Copy each line below in which the string "over" occurs.

Items:
_ _ _ _ _ _ _

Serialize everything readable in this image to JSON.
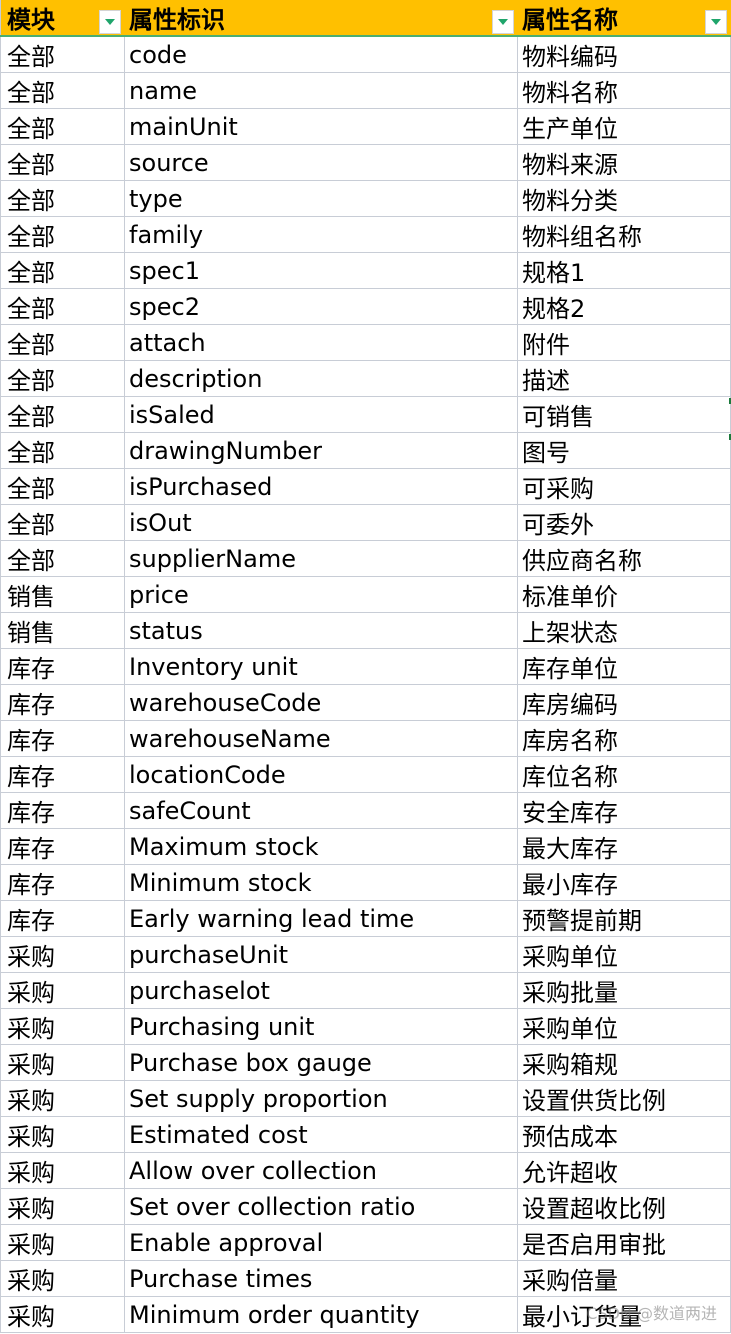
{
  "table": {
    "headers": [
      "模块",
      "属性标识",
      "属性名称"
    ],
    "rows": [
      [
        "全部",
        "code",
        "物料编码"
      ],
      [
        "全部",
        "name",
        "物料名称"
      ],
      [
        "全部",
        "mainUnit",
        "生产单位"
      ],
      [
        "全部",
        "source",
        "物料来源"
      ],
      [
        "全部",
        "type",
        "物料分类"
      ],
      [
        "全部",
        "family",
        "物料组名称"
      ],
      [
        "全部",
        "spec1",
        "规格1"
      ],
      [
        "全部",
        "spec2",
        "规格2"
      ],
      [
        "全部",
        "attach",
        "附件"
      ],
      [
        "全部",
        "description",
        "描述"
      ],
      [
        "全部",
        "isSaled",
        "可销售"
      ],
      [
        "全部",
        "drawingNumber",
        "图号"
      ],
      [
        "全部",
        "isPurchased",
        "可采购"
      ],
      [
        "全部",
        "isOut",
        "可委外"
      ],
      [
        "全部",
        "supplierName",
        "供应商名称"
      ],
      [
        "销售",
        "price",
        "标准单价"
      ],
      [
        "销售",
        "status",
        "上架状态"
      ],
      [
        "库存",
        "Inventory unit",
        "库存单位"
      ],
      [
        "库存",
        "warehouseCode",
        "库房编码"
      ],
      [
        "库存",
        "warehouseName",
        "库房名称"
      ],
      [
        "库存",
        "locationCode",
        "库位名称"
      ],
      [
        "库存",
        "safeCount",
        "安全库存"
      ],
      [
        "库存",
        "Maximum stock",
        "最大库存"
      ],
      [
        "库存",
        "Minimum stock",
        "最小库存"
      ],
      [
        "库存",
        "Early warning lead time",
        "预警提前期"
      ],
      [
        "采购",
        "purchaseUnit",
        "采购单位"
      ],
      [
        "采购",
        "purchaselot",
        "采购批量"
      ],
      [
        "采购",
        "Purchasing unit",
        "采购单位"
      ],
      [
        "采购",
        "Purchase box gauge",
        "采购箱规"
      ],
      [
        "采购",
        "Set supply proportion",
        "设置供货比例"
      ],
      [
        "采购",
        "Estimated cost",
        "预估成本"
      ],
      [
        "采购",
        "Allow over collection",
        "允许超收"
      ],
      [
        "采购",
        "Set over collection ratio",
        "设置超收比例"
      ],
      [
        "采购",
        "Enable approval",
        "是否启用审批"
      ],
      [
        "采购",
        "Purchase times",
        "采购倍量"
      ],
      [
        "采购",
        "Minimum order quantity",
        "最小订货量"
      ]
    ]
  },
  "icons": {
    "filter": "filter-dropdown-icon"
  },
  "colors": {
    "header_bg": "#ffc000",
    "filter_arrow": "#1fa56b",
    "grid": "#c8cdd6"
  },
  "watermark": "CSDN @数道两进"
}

_ _ _ _ _ _ _

Written solution:
        "Allow over collection",
        "Set over collection ratio",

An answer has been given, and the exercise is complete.